▼
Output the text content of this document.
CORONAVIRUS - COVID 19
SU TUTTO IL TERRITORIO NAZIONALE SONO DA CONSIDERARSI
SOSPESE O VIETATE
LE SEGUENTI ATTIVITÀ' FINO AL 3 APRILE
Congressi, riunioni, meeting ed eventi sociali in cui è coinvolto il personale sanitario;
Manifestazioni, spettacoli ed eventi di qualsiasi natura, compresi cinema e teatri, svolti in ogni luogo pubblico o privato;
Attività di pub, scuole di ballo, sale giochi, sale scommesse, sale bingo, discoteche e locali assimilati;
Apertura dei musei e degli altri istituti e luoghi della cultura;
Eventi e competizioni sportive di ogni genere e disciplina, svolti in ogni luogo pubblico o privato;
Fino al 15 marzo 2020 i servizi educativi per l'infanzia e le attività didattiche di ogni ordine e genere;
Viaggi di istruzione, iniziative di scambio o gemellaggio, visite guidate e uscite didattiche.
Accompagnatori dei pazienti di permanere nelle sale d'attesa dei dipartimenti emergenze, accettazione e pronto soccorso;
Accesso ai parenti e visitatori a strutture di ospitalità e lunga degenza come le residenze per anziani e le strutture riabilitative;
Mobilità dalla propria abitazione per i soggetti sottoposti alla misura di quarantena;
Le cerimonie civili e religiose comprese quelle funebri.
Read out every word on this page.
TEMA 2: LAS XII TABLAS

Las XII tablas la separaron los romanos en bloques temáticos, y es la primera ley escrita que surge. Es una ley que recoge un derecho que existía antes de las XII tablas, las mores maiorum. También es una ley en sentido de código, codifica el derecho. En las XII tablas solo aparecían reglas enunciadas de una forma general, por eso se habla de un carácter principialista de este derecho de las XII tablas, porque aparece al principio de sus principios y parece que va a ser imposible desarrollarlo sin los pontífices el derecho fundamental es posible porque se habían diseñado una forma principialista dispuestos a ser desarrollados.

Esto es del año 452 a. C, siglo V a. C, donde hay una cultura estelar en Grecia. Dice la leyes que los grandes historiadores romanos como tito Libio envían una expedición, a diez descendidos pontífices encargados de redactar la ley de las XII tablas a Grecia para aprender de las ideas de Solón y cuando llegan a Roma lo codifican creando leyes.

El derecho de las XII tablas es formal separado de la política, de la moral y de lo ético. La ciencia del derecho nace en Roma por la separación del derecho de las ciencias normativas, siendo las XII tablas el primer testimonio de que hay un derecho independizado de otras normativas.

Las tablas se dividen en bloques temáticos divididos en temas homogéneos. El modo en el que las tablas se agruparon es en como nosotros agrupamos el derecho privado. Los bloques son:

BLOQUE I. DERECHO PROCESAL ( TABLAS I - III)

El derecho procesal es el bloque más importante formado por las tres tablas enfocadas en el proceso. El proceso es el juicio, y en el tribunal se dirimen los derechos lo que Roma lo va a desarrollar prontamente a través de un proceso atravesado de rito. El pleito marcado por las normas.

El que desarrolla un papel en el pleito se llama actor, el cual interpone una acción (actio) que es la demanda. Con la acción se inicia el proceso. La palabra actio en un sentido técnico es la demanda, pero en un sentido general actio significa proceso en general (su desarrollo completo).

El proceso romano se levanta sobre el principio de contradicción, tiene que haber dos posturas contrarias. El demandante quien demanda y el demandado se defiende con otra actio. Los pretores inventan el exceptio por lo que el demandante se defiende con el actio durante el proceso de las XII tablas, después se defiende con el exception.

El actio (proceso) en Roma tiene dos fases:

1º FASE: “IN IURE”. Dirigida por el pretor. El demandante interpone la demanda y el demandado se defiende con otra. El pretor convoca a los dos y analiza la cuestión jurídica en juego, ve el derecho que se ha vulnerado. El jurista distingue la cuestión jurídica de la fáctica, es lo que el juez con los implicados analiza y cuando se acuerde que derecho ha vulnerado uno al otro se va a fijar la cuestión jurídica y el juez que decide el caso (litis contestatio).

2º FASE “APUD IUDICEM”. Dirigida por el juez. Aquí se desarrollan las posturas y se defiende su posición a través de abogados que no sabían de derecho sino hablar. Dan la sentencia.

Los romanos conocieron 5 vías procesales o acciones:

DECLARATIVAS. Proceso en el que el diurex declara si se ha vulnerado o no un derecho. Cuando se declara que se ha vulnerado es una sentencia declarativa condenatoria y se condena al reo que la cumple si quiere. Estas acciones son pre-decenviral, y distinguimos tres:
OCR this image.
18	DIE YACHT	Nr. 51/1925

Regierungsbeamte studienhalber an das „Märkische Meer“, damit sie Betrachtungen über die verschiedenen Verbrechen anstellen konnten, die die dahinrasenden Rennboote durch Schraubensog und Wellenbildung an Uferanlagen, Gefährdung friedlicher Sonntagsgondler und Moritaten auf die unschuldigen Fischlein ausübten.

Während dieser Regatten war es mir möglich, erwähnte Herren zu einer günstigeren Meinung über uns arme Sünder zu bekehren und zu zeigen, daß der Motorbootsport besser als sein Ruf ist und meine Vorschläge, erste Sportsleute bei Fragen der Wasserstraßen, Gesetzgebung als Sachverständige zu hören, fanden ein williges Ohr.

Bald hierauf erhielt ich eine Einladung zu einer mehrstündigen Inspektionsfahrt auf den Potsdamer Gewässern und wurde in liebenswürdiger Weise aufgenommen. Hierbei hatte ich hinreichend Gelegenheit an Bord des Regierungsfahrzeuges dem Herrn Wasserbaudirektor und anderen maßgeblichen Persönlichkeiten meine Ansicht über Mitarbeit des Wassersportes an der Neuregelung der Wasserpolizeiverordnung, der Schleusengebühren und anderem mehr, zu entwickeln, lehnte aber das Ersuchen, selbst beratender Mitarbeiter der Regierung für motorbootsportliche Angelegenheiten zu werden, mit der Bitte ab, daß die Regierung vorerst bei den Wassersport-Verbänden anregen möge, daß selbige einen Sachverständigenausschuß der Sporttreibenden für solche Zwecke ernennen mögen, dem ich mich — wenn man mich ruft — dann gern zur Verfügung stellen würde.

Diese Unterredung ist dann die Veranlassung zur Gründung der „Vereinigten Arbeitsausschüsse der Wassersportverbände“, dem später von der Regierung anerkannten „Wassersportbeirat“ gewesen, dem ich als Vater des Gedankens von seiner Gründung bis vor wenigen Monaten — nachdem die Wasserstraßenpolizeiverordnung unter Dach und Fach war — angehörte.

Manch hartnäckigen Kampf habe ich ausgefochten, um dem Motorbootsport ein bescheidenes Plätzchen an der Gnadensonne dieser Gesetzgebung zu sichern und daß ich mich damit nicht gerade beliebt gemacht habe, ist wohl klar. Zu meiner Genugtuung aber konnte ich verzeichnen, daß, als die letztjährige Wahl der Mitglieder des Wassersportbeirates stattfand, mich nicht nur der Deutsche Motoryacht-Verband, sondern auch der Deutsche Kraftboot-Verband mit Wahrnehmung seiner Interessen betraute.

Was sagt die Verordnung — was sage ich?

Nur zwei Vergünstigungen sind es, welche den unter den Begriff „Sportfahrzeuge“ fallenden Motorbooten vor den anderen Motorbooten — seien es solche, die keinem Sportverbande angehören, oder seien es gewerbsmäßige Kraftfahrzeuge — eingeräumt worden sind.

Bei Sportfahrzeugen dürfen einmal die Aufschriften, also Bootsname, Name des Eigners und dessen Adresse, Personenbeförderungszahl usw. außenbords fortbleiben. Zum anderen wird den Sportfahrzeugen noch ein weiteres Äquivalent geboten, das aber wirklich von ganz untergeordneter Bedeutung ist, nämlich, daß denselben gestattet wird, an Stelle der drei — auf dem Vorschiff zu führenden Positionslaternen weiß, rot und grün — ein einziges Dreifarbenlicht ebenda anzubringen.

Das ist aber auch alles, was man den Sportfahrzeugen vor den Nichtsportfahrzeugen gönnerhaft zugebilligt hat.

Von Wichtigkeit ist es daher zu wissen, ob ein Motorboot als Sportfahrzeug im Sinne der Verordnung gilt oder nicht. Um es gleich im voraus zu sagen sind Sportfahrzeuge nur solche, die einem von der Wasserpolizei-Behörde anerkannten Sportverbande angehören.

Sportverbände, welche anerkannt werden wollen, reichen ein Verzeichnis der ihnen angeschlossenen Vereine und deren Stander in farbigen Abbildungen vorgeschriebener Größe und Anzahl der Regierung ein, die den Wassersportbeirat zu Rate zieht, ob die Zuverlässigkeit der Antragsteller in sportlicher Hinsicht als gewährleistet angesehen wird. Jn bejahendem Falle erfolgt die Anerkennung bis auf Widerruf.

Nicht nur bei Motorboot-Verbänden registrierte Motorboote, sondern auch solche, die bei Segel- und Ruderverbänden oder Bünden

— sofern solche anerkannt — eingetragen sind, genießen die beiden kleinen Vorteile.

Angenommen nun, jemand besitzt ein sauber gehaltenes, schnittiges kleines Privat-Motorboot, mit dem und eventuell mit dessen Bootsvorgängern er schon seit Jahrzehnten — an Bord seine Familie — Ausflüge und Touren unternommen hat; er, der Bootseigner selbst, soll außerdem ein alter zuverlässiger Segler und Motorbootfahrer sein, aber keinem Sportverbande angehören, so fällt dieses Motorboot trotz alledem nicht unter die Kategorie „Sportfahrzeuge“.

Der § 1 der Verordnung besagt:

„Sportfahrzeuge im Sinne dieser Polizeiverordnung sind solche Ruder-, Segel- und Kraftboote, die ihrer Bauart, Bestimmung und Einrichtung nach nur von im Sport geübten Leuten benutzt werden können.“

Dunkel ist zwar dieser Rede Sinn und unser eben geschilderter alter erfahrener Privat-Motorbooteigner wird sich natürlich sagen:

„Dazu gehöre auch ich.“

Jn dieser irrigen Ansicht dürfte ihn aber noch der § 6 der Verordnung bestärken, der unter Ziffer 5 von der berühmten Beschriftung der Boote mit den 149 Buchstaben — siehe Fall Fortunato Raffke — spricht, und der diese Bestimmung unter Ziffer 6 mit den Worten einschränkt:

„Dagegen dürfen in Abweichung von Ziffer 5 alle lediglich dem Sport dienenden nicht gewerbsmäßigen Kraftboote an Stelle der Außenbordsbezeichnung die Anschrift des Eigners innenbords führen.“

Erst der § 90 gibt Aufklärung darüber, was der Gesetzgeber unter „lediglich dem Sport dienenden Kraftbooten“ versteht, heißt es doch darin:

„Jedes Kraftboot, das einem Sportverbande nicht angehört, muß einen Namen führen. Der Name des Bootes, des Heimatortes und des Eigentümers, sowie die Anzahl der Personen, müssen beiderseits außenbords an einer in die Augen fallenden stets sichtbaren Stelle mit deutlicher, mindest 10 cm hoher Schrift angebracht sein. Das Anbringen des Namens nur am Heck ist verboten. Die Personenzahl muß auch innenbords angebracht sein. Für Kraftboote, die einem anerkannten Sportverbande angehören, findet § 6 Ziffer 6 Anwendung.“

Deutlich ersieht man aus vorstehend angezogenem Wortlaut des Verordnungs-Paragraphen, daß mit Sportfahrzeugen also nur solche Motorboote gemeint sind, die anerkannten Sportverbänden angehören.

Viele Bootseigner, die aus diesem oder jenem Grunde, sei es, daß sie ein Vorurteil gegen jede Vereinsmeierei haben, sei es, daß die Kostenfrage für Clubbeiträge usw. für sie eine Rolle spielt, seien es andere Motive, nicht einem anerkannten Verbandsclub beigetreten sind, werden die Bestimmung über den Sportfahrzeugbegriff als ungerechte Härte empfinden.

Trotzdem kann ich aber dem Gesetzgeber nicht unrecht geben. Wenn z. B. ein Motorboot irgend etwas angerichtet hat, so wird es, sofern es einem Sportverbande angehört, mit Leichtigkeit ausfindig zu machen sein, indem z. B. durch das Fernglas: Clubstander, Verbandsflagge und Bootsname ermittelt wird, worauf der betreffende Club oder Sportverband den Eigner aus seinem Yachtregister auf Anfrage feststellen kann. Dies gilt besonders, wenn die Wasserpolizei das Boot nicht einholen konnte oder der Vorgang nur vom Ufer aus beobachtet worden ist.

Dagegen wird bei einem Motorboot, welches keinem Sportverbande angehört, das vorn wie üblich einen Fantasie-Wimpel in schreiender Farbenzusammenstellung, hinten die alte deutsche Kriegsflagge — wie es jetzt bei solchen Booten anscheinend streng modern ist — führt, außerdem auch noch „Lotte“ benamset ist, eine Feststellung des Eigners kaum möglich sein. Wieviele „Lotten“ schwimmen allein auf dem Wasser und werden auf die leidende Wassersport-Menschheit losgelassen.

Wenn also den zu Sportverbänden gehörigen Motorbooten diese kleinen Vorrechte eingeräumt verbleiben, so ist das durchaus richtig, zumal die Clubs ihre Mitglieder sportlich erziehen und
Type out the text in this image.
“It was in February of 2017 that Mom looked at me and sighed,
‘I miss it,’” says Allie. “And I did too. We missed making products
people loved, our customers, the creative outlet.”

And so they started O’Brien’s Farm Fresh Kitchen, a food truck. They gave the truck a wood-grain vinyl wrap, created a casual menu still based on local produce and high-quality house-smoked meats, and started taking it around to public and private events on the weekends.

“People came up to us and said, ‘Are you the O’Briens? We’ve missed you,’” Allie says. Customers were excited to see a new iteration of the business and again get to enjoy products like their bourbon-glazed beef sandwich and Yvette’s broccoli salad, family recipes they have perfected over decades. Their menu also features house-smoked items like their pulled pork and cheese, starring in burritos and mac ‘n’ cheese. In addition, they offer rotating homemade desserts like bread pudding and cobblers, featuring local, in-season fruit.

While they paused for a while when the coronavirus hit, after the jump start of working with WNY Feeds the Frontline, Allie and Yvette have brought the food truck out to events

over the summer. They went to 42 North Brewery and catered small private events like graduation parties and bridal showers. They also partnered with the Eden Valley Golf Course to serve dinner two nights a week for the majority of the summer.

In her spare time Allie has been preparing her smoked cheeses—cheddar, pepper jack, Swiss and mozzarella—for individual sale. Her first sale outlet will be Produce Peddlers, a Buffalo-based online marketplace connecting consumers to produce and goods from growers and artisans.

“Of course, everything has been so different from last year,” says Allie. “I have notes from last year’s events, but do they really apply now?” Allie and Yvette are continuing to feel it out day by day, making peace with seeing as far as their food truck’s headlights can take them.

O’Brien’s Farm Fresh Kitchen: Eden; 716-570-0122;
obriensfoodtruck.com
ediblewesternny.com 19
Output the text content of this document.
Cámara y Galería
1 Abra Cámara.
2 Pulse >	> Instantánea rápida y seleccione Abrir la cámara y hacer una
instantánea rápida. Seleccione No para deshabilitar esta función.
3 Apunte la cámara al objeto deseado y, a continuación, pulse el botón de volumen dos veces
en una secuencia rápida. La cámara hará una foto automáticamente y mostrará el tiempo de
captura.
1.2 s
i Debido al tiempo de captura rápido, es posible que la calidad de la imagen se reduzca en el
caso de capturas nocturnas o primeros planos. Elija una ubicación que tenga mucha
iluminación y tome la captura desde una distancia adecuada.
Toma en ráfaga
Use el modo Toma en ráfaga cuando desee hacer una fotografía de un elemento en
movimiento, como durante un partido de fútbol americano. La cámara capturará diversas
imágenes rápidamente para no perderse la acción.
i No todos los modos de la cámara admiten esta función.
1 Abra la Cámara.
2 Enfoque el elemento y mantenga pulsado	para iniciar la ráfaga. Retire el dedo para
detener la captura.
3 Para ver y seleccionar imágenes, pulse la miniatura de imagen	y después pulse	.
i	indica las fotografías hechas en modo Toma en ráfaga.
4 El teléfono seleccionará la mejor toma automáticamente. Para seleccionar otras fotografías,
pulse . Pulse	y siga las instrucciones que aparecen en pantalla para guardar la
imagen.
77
▲
### What the task asks:
Wherever "seleccionar" appears in the listing, report the line it is on.

### Result for this exercise:
3 Para ver y seleccionar imágenes, pulse la miniatura de imagen	y después pulse	.
4 El teléfono seleccionará la mejor toma automáticamente. Para seleccionar otras fotografías,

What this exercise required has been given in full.